##### Raw records
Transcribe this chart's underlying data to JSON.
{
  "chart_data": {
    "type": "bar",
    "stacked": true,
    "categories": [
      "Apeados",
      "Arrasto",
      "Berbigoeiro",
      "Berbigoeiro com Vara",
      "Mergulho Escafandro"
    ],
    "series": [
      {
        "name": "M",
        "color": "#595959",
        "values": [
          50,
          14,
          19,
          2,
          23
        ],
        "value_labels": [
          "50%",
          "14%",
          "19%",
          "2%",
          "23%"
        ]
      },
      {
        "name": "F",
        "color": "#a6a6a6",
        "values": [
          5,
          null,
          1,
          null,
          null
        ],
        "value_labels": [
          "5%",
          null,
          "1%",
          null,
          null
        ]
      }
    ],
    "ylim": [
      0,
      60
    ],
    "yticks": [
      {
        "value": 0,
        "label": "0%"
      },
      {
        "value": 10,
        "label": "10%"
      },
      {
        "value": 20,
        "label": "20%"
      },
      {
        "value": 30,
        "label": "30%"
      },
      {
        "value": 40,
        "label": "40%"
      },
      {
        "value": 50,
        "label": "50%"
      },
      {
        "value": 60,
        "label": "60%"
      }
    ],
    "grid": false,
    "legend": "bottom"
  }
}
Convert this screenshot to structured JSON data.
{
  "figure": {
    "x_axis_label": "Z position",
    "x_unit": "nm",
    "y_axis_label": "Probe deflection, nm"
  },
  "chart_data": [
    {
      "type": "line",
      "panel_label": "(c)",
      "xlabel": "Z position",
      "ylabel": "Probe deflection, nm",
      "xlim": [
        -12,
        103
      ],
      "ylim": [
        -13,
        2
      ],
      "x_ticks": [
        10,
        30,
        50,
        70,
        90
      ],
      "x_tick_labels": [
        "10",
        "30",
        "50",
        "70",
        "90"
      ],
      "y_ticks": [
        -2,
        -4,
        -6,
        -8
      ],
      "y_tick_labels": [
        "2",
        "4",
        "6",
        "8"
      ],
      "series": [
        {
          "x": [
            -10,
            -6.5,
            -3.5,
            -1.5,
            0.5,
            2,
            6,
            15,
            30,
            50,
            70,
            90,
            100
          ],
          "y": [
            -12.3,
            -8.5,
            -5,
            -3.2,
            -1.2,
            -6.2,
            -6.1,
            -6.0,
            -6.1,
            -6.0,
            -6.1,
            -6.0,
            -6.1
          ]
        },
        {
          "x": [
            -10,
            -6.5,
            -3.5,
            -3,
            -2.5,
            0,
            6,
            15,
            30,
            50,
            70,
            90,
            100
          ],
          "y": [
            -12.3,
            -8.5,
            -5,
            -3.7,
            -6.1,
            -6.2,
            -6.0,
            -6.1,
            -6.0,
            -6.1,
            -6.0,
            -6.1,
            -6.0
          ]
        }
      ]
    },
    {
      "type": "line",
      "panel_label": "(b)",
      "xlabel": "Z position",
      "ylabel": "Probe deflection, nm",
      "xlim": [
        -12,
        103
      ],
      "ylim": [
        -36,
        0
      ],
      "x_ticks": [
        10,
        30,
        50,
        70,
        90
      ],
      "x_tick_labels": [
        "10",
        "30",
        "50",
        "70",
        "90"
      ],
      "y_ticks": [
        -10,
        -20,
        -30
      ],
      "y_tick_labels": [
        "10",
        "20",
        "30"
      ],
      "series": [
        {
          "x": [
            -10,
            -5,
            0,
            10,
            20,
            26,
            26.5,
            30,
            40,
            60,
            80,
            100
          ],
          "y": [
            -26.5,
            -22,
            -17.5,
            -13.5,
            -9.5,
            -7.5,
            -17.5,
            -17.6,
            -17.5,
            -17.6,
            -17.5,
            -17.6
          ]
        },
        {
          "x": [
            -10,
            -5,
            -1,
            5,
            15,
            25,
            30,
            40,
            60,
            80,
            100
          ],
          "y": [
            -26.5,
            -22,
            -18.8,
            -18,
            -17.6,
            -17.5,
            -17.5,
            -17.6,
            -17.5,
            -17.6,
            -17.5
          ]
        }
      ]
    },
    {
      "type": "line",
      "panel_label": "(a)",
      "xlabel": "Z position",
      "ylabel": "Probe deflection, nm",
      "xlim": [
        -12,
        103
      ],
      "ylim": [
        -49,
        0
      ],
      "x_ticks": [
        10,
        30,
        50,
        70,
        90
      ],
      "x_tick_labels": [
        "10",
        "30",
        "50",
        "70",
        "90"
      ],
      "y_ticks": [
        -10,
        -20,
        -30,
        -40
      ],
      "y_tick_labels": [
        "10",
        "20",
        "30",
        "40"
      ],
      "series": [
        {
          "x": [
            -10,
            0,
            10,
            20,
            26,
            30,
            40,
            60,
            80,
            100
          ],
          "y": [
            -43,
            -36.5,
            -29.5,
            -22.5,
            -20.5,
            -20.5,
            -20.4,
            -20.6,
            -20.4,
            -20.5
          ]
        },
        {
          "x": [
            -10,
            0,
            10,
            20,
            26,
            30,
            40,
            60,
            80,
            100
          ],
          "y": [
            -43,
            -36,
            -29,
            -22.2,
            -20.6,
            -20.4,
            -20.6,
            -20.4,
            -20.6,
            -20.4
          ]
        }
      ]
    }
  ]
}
##########
Set problem: Repeat all entries. Match them exactly.

Reply to the exercise:
Transcribe this chart's underlying data to JSON.
{
  "chart_data": {
    "type": "bar",
    "stacked": true,
    "categories": [
      "Apeados",
      "Arrasto",
      "Berbigoeiro",
      "Berbigoeiro com Vara",
      "Mergulho Escafandro"
    ],
    "series": [
      {
        "name": "M",
        "color": "#595959",
        "values": [
          50,
          14,
          19,
          2,
          23
        ],
        "value_labels": [
          "50%",
          "14%",
          "19%",
          "2%",
          "23%"
        ]
      },
      {
        "name": "F",
        "color": "#a6a6a6",
        "values": [
          5,
          null,
          1,
          null,
          null
        ],
        "value_labels": [
          "5%",
          null,
          "1%",
          null,
          null
        ]
      }
    ],
    "ylim": [
      0,
      60
    ],
    "yticks": [
      {
        "value": 0,
        "label": "0%"
      },
      {
        "value": 10,
        "label": "10%"
      },
      {
        "value": 20,
        "label": "20%"
      },
      {
        "value": 30,
        "label": "30%"
      },
      {
        "value": 40,
        "label": "40%"
      },
      {
        "value": 50,
        "label": "50%"
      },
      {
        "value": 60,
        "label": "60%"
      }
    ],
    "grid": false,
    "legend": "bottom"
  }
}
Convert this screenshot to structured JSON data.
{
  "figure": {
    "x_axis_label": "Z position",
    "x_unit": "nm",
    "y_axis_label": "Probe deflection, nm"
  },
  "chart_data": [
    {
      "type": "line",
      "panel_label": "(c)",
      "xlabel": "Z position",
      "ylabel": "Probe deflection, nm",
      "xlim": [
        -12,
        103
      ],
      "ylim": [
        -13,
        2
      ],
      "x_ticks": [
        10,
        30,
        50,
        70,
        90
      ],
      "x_tick_labels": [
        "10",
        "30",
        "50",
        "70",
        "90"
      ],
      "y_ticks": [
        -2,
        -4,
        -6,
        -8
      ],
      "y_tick_labels": [
        "2",
        "4",
        "6",
        "8"
      ],
      "series": [
        {
          "x": [
            -10,
            -6.5,
            -3.5,
            -1.5,
            0.5,
            2,
            6,
            15,
            30,
            50,
            70,
            90,
            100
          ],
          "y": [
            -12.3,
            -8.5,
            -5,
            -3.2,
            -1.2,
            -6.2,
            -6.1,
            -6.0,
            -6.1,
            -6.0,
            -6.1,
            -6.0,
            -6.1
          ]
        },
        {
          "x": [
            -10,
            -6.5,
            -3.5,
            -3,
            -2.5,
            0,
            6,
            15,
            30,
            50,
            70,
            90,
            100
          ],
          "y": [
            -12.3,
            -8.5,
            -5,
            -3.7,
            -6.1,
            -6.2,
            -6.0,
            -6.1,
            -6.0,
            -6.1,
            -6.0,
            -6.1,
            -6.0
          ]
        }
      ]
    },
    {
      "type": "line",
      "panel_label": "(b)",
      "xlabel": "Z position",
      "ylabel": "Probe deflection, nm",
      "xlim": [
        -12,
        103
      ],
      "ylim": [
        -36,
        0
      ],
      "x_ticks": [
        10,
        30,
        50,
        70,
        90
      ],
      "x_tick_labels": [
        "10",
        "30",
        "50",
        "70",
        "90"
      ],
      "y_ticks": [
        -10,
        -20,
        -30
      ],
      "y_tick_labels": [
        "10",
        "20",
        "30"
      ],
      "series": [
        {
          "x": [
            -10,
            -5,
            0,
            10,
            20,
            26,
            26.5,
            30,
            40,
            60,
            80,
            100
          ],
          "y": [
            -26.5,
            -22,
            -17.5,
            -13.5,
            -9.5,
            -7.5,
            -17.5,
            -17.6,
            -17.5,
            -17.6,
            -17.5,
            -17.6
          ]
        },
        {
          "x": [
            -10,
            -5,
            -1,
            5,
            15,
            25,
            30,
            40,
            60,
            80,
            100
          ],
          "y": [
            -26.5,
            -22,
            -18.8,
            -18,
            -17.6,
            -17.5,
            -17.5,
            -17.6,
            -17.5,
            -17.6,
            -17.5
          ]
        }
      ]
    },
    {
      "type": "line",
      "panel_label": "(a)",
      "xlabel": "Z position",
      "ylabel": "Probe deflection, nm",
      "xlim": [
        -12,
        103
      ],
      "ylim": [
        -49,
        0
      ],
      "x_ticks": [
        10,
        30,
        50,
        70,
        90
      ],
      "x_tick_labels": [
        "10",
        "30",
        "50",
        "70",
        "90"
      ],
      "y_ticks": [
        -10,
        -20,
        -30,
        -40
      ],
      "y_tick_labels": [
        "10",
        "20",
        "30",
        "40"
      ],
      "series": [
        {
          "x": [
            -10,
            0,
            10,
            20,
            26,
            30,
            40,
            60,
            80,
            100
          ],
          "y": [
            -43,
            -36.5,
            -29.5,
            -22.5,
            -20.5,
            -20.5,
            -20.4,
            -20.6,
            -20.4,
            -20.5
          ]
        },
        {
          "x": [
            -10,
            0,
            10,
            20,
            26,
            30,
            40,
            60,
            80,
            100
          ],
          "y": [
            -43,
            -36,
            -29,
            -22.2,
            -20.6,
            -20.4,
            -20.6,
            -20.4,
            -20.6,
            -20.4
          ]
        }
      ]
    }
  ]
}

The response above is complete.